- Data entries -
______________________________
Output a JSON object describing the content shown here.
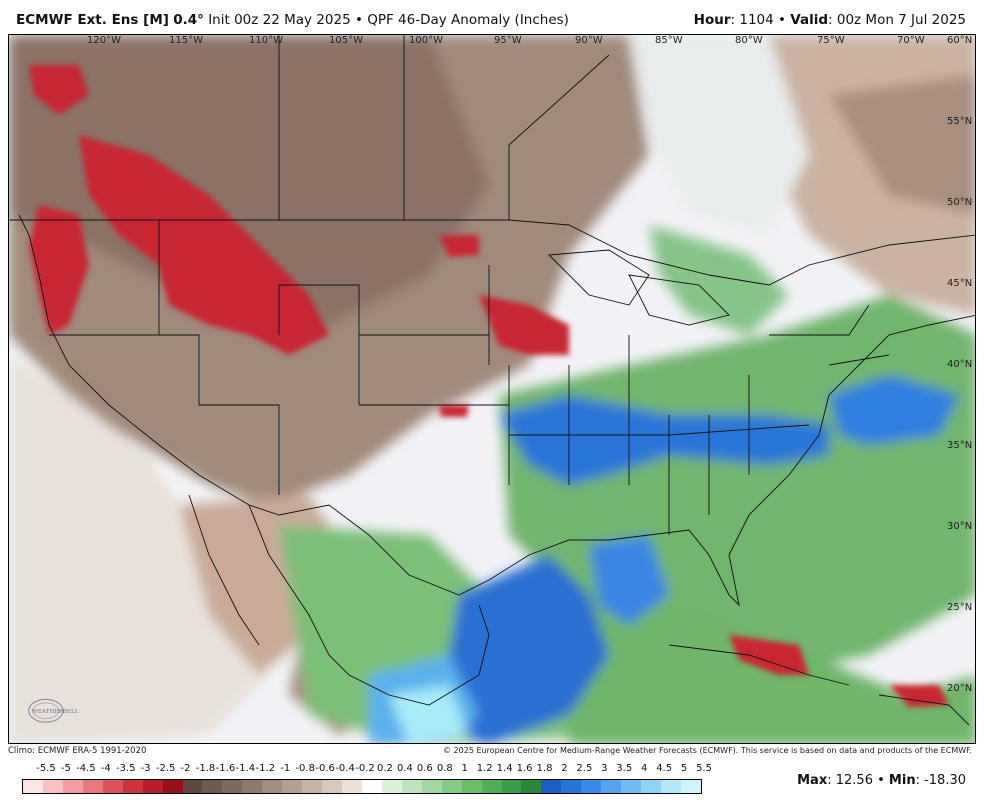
{
  "header": {
    "model": "ECMWF Ext. Ens [M]",
    "resolution": "0.4",
    "resolution_unit": "°",
    "init": "Init 00z 22 May 2025",
    "separator": "•",
    "product": "QPF 46-Day Anomaly (Inches)",
    "hour_label": "Hour",
    "hour_value": ": 1104",
    "valid_label": "Valid",
    "valid_value": ": 00z Mon 7 Jul 2025"
  },
  "map": {
    "lon_labels": [
      "120°W",
      "115°W",
      "110°W",
      "105°W",
      "100°W",
      "95°W",
      "90°W",
      "85°W",
      "80°W",
      "75°W",
      "70°W"
    ],
    "lat_labels": [
      "60°N",
      "55°N",
      "50°N",
      "45°N",
      "40°N",
      "35°N",
      "30°N",
      "25°N",
      "20°N"
    ],
    "colors": {
      "very_dry": "#c0212e",
      "dry": "#8a6e60",
      "slightly_dry": "#d9c3b5",
      "neutral": "#f3f3f7",
      "slightly_wet": "#a9d9a3",
      "wet": "#3c9b4e",
      "very_wet": "#1f6fd8",
      "extreme_wet": "#a6ecf6"
    }
  },
  "logo_text": "WEATHERBELL",
  "credits": {
    "left": "Climo: ECMWF ERA-5 1991-2020",
    "right": "© 2025 European Centre for Medium-Range Weather Forecasts (ECMWF). This service is based on data and products of the ECMWF."
  },
  "legend": {
    "ticks": [
      "-5.5",
      "-5",
      "-4.5",
      "-4",
      "-3.5",
      "-3",
      "-2.5",
      "-2",
      "-1.8",
      "-1.6",
      "-1.4",
      "-1.2",
      "-1",
      "-0.8",
      "-0.6",
      "-0.4",
      "-0.2",
      "0.2",
      "0.4",
      "0.6",
      "0.8",
      "1",
      "1.2",
      "1.4",
      "1.6",
      "1.8",
      "2",
      "2.5",
      "3",
      "3.5",
      "4",
      "4.5",
      "5",
      "5.5"
    ],
    "colors": [
      "#fde4e4",
      "#f8c2c4",
      "#f19da1",
      "#e8797e",
      "#dc5459",
      "#cd353b",
      "#b51e26",
      "#94111a",
      "#5e4a42",
      "#6e5a50",
      "#7f6a5f",
      "#907a6e",
      "#a28c80",
      "#b49f92",
      "#c6b3a6",
      "#d8c8bc",
      "#ebe1d9",
      "#ffffff",
      "#dcf0da",
      "#bfe4bd",
      "#a2d8a0",
      "#86cb84",
      "#6bbd6a",
      "#52ae54",
      "#3c9b47",
      "#2c873b",
      "#1d5fc0",
      "#2674d6",
      "#3a8ae6",
      "#55a2ee",
      "#73bbf2",
      "#92d3f5",
      "#b2e8f8",
      "#cdf4fa"
    ]
  },
  "stats": {
    "max_label": "Max",
    "max_value": ": 12.56",
    "min_label": "Min",
    "min_value": ": -18.30",
    "separator": "•"
  }
}
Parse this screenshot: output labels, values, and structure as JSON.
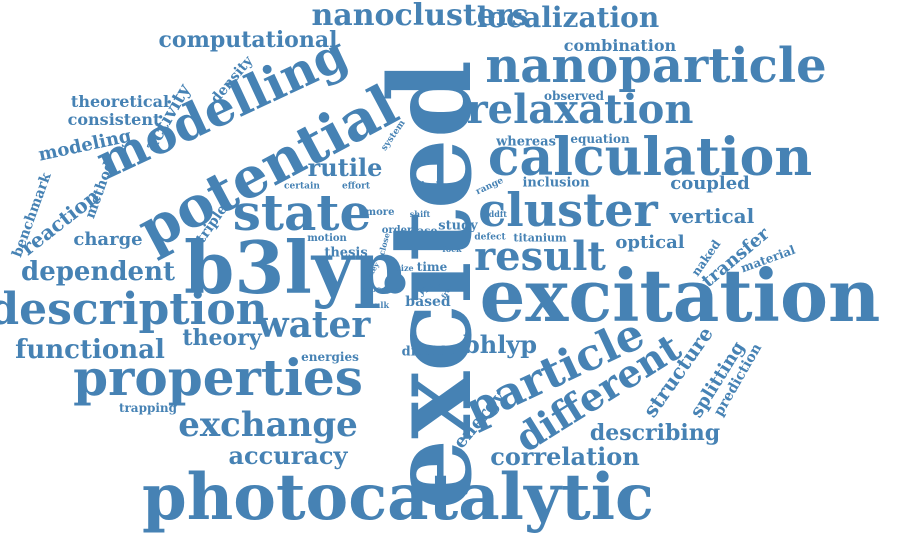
{
  "accent_color": "#4682b4",
  "background_color": "#ffffff",
  "words": [
    "excited",
    "excitation",
    "photocatalytic",
    "b3lyp",
    "calculation",
    "nanoparticle",
    "potential",
    "properties",
    "state",
    "modelling",
    "cluster",
    "description",
    "relaxation",
    "particle",
    "result",
    "different",
    "water",
    "exchange",
    "dependent",
    "functional",
    "nanoclusters",
    "localization",
    "computational",
    "rutile",
    "accuracy",
    "theory",
    "bhlyp",
    "charge",
    "correlation",
    "describing",
    "vertical",
    "coupled",
    "optical",
    "structure",
    "energy",
    "combination",
    "transfer",
    "splitting",
    "reaction",
    "benchmark",
    "modeling",
    "theoretical",
    "consistent",
    "activity",
    "density",
    "method",
    "triple",
    "trapping",
    "prediction",
    "material",
    "naked",
    "observed",
    "whereas",
    "equation",
    "inclusion",
    "energies",
    "dioxide",
    "based",
    "time",
    "titanium",
    "thesis",
    "motion",
    "study",
    "case",
    "order",
    "more",
    "certain",
    "effort",
    "similar",
    "system",
    "range",
    "defect",
    "tddft",
    "shift",
    "fock",
    "yield",
    "free",
    "size",
    "close",
    "bulk",
    "atey",
    "proc"
  ]
}
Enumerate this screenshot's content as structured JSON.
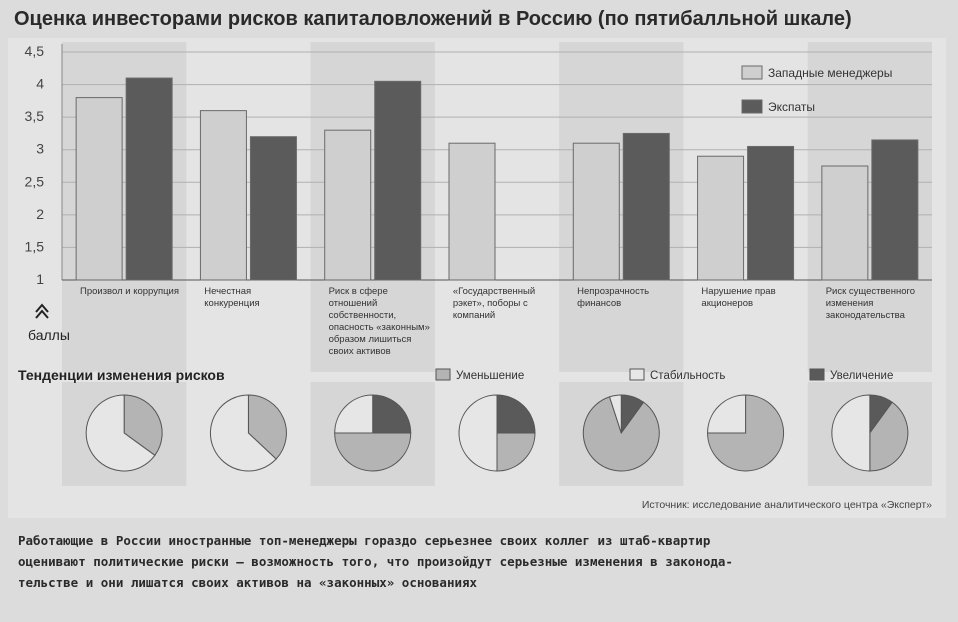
______________________________
- Direction -
Repeat the listing in full and exactly. Leave any pictures out.

- Result -
Output a JSON object describing the content shown here.
{
  "header": {
    "model": "ECMWF Ext. Ens [M]",
    "resolution": "0.4",
    "resolution_unit": "°",
    "init": "Init 00z 22 May 2025",
    "separator": "•",
    "product": "QPF 46-Day Anomaly (Inches)",
    "hour_label": "Hour",
    "hour_value": ": 1104",
    "valid_label": "Valid",
    "valid_value": ": 00z Mon 7 Jul 2025"
  },
  "map": {
    "lon_labels": [
      "120°W",
      "115°W",
      "110°W",
      "105°W",
      "100°W",
      "95°W",
      "90°W",
      "85°W",
      "80°W",
      "75°W",
      "70°W"
    ],
    "lat_labels": [
      "60°N",
      "55°N",
      "50°N",
      "45°N",
      "40°N",
      "35°N",
      "30°N",
      "25°N",
      "20°N"
    ],
    "colors": {
      "very_dry": "#c0212e",
      "dry": "#8a6e60",
      "slightly_dry": "#d9c3b5",
      "neutral": "#f3f3f7",
      "slightly_wet": "#a9d9a3",
      "wet": "#3c9b4e",
      "very_wet": "#1f6fd8",
      "extreme_wet": "#a6ecf6"
    }
  },
  "logo_text": "WEATHERBELL",
  "credits": {
    "left": "Climo: ECMWF ERA-5 1991-2020",
    "right": "© 2025 European Centre for Medium-Range Weather Forecasts (ECMWF). This service is based on data and products of the ECMWF."
  },
  "legend": {
    "ticks": [
      "-5.5",
      "-5",
      "-4.5",
      "-4",
      "-3.5",
      "-3",
      "-2.5",
      "-2",
      "-1.8",
      "-1.6",
      "-1.4",
      "-1.2",
      "-1",
      "-0.8",
      "-0.6",
      "-0.4",
      "-0.2",
      "0.2",
      "0.4",
      "0.6",
      "0.8",
      "1",
      "1.2",
      "1.4",
      "1.6",
      "1.8",
      "2",
      "2.5",
      "3",
      "3.5",
      "4",
      "4.5",
      "5",
      "5.5"
    ],
    "colors": [
      "#fde4e4",
      "#f8c2c4",
      "#f19da1",
      "#e8797e",
      "#dc5459",
      "#cd353b",
      "#b51e26",
      "#94111a",
      "#5e4a42",
      "#6e5a50",
      "#7f6a5f",
      "#907a6e",
      "#a28c80",
      "#b49f92",
      "#c6b3a6",
      "#d8c8bc",
      "#ebe1d9",
      "#ffffff",
      "#dcf0da",
      "#bfe4bd",
      "#a2d8a0",
      "#86cb84",
      "#6bbd6a",
      "#52ae54",
      "#3c9b47",
      "#2c873b",
      "#1d5fc0",
      "#2674d6",
      "#3a8ae6",
      "#55a2ee",
      "#73bbf2",
      "#92d3f5",
      "#b2e8f8",
      "#cdf4fa"
    ]
  },
  "stats": {
    "max_label": "Max",
    "max_value": ": 12.56",
    "min_label": "Min",
    "min_value": ": -18.30",
    "separator": "•"
  }
}
Parse this screenshot: output labels, values, and structure as JSON.
{
  "accent_color": "#4682b4",
  "background_color": "#ffffff",
  "words": [
    "excited",
    "excitation",
    "photocatalytic",
    "b3lyp",
    "calculation",
    "nanoparticle",
    "potential",
    "properties",
    "state",
    "modelling",
    "cluster",
    "description",
    "relaxation",
    "particle",
    "result",
    "different",
    "water",
    "exchange",
    "dependent",
    "functional",
    "nanoclusters",
    "localization",
    "computational",
    "rutile",
    "accuracy",
    "theory",
    "bhlyp",
    "charge",
    "correlation",
    "describing",
    "vertical",
    "coupled",
    "optical",
    "structure",
    "energy",
    "combination",
    "transfer",
    "splitting",
    "reaction",
    "benchmark",
    "modeling",
    "theoretical",
    "consistent",
    "activity",
    "density",
    "method",
    "triple",
    "trapping",
    "prediction",
    "material",
    "naked",
    "observed",
    "whereas",
    "equation",
    "inclusion",
    "energies",
    "dioxide",
    "based",
    "time",
    "titanium",
    "thesis",
    "motion",
    "study",
    "case",
    "order",
    "more",
    "certain",
    "effort",
    "similar",
    "system",
    "range",
    "defect",
    "tddft",
    "shift",
    "fock",
    "yield",
    "free",
    "size",
    "close",
    "bulk",
    "atey",
    "proc"
  ]
}
Enumerate this screenshot's content as structured JSON.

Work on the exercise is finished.